> **THE EXERCISE**: Copy each of the entries below faithfully, setting aside any pictures.
# start of EXERCISE MATERIAL
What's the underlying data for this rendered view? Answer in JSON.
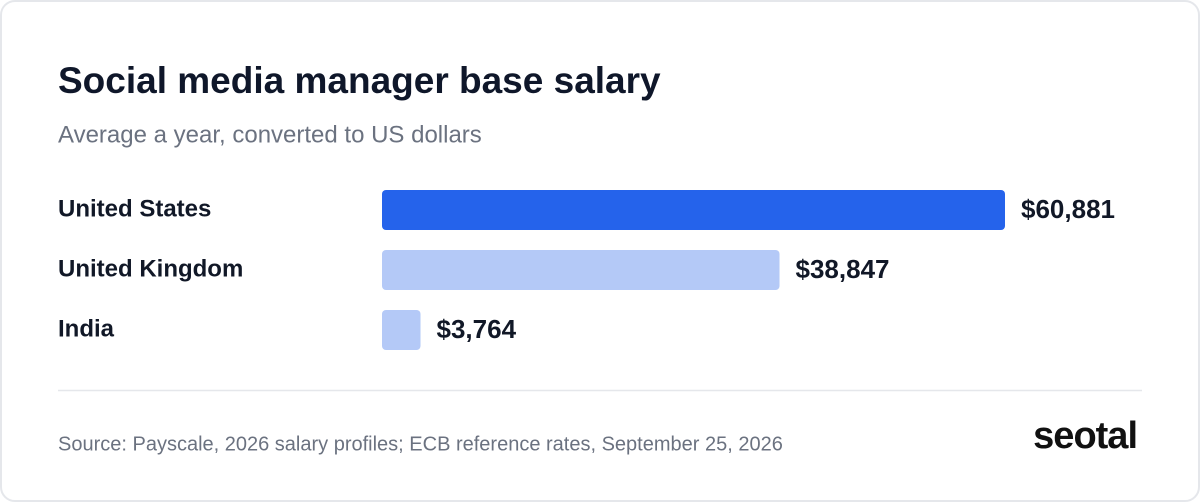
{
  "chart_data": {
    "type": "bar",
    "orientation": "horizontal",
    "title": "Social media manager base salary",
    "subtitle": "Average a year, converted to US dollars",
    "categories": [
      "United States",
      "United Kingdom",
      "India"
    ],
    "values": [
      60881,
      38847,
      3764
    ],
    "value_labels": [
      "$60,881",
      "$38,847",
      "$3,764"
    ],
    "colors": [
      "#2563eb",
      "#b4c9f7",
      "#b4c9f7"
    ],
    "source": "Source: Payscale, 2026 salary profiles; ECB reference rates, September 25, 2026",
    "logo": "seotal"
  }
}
# end of EXERCISE MATERIAL
> **FULL RESPONSE**:
What's the underlying data for this rendered view? Answer in JSON.
{
  "chart_data": {
    "type": "bar",
    "orientation": "horizontal",
    "title": "Social media manager base salary",
    "subtitle": "Average a year, converted to US dollars",
    "categories": [
      "United States",
      "United Kingdom",
      "India"
    ],
    "values": [
      60881,
      38847,
      3764
    ],
    "value_labels": [
      "$60,881",
      "$38,847",
      "$3,764"
    ],
    "colors": [
      "#2563eb",
      "#b4c9f7",
      "#b4c9f7"
    ],
    "source": "Source: Payscale, 2026 salary profiles; ECB reference rates, September 25, 2026",
    "logo": "seotal"
  }
}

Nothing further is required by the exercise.